What is expected: Go through the listing and copy each line with the string "Indonesia".
--*--
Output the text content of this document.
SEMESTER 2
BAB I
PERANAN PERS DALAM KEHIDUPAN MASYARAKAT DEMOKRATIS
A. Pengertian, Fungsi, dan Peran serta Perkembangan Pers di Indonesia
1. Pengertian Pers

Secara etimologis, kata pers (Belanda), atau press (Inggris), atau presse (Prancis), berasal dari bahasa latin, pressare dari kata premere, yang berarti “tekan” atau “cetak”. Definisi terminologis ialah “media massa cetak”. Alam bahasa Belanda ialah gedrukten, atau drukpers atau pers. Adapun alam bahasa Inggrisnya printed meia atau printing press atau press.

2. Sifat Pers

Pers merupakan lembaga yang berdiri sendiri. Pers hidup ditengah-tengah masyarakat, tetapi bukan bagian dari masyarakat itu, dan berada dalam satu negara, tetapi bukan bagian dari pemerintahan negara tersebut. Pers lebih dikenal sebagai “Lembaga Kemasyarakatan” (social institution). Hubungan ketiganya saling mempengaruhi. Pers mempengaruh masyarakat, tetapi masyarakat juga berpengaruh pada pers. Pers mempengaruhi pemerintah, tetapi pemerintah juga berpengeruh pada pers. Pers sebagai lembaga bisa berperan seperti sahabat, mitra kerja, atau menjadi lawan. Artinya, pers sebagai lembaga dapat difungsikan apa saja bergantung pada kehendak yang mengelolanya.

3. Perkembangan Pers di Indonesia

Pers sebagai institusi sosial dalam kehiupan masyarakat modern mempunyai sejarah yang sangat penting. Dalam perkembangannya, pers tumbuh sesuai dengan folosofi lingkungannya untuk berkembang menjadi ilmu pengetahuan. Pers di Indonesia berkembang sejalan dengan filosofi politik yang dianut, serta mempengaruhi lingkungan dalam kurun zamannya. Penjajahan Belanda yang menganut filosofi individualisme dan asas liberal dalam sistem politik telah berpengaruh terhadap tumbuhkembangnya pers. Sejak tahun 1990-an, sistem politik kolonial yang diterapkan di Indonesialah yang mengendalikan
--*--
Reply to the exercise:
A. Pengertian, Fungsi, dan Peran serta Perkembangan Pers di Indonesia
3. Perkembangan Pers di Indonesia
Pers sebagai institusi sosial dalam kehiupan masyarakat modern mempunyai sejarah yang sangat penting. Dalam perkembangannya, pers tumbuh sesuai dengan folosofi lingkungannya untuk berkembang menjadi ilmu pengetahuan. Pers di Indonesia berkembang sejalan dengan filosofi politik yang dianut, serta mempengaruhi lingkungan dalam kurun zamannya. Penjajahan Belanda yang menganut filosofi individualisme dan asas liberal dalam sistem politik telah berpengaruh terhadap tumbuhkembangnya pers. Sejak tahun 1990-an, sistem politik kolonial yang diterapkan di Indonesialah yang mengendalikan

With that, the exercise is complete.